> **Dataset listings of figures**

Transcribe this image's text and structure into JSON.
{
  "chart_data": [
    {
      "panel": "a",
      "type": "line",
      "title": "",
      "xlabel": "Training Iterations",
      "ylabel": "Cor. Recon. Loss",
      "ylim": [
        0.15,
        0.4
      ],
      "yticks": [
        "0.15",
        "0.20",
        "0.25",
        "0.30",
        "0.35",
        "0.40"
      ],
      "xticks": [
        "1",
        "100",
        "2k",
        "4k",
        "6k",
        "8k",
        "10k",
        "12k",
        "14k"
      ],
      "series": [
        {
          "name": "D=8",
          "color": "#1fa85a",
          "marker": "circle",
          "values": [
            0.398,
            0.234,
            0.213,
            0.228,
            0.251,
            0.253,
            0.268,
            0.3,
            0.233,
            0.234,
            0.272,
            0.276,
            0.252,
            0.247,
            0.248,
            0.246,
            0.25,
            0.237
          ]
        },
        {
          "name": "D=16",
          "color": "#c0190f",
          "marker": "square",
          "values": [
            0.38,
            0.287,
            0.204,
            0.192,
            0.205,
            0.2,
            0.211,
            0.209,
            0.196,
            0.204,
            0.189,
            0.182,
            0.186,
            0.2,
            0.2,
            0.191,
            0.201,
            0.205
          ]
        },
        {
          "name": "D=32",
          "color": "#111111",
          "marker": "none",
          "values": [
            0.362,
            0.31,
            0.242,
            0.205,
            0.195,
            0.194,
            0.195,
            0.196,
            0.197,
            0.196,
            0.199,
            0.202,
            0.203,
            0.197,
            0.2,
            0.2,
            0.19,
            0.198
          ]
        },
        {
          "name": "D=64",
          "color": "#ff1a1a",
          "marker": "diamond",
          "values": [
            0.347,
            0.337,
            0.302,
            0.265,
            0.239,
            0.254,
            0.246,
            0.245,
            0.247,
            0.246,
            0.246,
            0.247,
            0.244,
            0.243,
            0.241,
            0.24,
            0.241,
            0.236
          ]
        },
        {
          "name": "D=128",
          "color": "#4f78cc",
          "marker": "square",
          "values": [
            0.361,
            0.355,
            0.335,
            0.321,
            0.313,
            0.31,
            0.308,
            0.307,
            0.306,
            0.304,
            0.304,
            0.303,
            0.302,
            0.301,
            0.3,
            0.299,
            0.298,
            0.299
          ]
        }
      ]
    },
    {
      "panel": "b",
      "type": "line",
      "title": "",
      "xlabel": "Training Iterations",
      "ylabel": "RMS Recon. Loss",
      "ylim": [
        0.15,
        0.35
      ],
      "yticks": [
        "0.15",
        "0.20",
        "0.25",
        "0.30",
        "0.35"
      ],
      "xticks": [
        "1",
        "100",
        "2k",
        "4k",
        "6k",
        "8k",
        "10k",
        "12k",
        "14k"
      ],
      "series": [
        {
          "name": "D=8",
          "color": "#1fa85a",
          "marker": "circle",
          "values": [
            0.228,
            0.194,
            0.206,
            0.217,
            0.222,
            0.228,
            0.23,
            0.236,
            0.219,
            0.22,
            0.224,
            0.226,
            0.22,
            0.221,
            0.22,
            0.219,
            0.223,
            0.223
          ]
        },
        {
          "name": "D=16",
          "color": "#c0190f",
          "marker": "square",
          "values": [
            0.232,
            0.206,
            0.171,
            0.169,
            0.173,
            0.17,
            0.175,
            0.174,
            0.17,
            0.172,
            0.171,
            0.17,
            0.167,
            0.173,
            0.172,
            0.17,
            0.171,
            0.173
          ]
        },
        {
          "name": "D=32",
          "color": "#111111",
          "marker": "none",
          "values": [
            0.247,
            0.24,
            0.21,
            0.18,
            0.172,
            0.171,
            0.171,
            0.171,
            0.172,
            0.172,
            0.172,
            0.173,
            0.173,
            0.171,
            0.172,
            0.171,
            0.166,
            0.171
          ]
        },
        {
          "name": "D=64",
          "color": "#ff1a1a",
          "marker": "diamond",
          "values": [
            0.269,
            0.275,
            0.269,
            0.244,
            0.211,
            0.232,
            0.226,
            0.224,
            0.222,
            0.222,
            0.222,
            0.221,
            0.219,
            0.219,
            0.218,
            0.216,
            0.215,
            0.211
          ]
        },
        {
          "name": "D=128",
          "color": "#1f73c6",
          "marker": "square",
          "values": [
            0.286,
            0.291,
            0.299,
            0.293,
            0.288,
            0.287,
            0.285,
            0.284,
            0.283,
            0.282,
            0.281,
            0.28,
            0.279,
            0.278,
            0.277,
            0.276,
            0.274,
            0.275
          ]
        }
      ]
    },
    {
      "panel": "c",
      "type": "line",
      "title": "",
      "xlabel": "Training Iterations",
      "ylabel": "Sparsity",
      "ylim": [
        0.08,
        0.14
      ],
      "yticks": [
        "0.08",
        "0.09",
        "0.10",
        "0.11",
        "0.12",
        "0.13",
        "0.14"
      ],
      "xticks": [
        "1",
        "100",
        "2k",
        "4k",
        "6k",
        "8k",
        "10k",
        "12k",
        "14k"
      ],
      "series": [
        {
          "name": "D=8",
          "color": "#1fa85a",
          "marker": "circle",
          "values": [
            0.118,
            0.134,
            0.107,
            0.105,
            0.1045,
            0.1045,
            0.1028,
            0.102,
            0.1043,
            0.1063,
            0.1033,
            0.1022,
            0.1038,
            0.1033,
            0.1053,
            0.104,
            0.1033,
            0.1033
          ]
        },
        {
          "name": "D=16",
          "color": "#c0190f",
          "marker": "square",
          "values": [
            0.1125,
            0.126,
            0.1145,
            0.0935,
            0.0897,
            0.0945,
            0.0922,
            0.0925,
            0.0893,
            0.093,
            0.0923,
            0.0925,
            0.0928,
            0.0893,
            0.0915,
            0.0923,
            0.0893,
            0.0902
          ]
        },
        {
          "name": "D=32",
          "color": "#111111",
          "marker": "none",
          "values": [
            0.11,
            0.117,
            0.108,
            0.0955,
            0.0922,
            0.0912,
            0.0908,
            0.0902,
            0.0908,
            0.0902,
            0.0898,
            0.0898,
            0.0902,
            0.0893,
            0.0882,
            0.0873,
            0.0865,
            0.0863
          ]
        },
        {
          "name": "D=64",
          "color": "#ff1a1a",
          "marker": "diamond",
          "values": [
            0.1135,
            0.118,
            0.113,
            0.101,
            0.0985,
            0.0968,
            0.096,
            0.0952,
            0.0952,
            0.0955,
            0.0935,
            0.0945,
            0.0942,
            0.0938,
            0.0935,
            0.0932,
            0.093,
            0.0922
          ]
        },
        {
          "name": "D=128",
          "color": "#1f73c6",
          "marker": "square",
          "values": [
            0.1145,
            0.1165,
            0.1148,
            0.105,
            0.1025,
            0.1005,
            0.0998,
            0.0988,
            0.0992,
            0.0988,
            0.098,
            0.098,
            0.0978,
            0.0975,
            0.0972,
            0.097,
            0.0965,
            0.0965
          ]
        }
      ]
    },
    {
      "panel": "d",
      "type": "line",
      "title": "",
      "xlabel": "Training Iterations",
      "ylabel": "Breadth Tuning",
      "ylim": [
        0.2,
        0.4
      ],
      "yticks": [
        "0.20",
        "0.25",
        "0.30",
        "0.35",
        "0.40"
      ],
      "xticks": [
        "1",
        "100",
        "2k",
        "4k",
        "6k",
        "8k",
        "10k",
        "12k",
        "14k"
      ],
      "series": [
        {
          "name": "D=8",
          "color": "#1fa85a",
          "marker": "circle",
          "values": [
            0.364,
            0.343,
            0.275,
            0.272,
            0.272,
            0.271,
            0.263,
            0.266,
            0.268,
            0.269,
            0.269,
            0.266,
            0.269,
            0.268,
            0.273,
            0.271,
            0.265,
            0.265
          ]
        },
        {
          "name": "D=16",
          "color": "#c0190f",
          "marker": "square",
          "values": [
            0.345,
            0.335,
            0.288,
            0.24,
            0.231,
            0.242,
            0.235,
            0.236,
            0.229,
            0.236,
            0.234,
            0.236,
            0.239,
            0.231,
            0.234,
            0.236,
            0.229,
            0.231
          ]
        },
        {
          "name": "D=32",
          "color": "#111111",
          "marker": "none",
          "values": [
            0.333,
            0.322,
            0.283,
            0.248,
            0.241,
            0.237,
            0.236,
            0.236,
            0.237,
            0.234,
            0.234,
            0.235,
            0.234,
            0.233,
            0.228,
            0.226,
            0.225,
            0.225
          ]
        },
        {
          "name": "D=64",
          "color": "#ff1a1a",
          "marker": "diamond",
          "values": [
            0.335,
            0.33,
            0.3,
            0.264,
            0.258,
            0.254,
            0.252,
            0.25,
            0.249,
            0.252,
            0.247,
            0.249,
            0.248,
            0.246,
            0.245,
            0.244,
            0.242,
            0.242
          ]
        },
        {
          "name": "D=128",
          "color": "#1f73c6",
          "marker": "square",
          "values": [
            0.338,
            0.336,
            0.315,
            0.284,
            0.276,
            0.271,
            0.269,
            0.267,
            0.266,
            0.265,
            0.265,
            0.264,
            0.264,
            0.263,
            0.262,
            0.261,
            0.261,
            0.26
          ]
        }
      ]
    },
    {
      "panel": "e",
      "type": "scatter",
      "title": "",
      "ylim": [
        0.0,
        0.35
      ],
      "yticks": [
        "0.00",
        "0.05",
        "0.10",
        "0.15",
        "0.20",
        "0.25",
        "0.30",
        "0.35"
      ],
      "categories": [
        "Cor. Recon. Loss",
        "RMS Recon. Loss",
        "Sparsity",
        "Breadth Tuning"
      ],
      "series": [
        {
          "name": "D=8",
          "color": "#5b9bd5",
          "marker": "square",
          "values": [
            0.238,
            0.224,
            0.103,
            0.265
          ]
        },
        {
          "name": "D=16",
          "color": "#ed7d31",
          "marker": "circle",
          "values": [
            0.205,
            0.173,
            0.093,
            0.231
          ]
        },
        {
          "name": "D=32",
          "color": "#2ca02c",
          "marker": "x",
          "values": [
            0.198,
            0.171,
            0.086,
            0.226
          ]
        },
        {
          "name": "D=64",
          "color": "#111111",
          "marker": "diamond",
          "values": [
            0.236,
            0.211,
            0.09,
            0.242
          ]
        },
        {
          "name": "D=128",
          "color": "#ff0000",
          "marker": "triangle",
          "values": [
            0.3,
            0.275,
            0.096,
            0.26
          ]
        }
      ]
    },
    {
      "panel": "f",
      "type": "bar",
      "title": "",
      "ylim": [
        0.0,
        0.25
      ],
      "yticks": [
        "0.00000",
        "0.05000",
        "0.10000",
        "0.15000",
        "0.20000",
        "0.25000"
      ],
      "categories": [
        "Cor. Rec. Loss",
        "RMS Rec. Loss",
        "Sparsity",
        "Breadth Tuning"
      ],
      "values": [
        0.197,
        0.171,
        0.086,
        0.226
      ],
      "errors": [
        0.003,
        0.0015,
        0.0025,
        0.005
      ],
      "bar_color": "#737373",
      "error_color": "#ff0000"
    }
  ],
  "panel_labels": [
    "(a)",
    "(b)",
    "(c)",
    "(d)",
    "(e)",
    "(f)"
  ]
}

> **WHAT YOU ARE ASKED TO DO**
Gather every line containing the word "Recon" and copy it.

> **FINAL RESULT**
      "ylabel": "Cor. Recon. Loss",
      "ylabel": "RMS Recon. Loss",
        "Cor. Recon. Loss",
        "RMS Recon. Loss",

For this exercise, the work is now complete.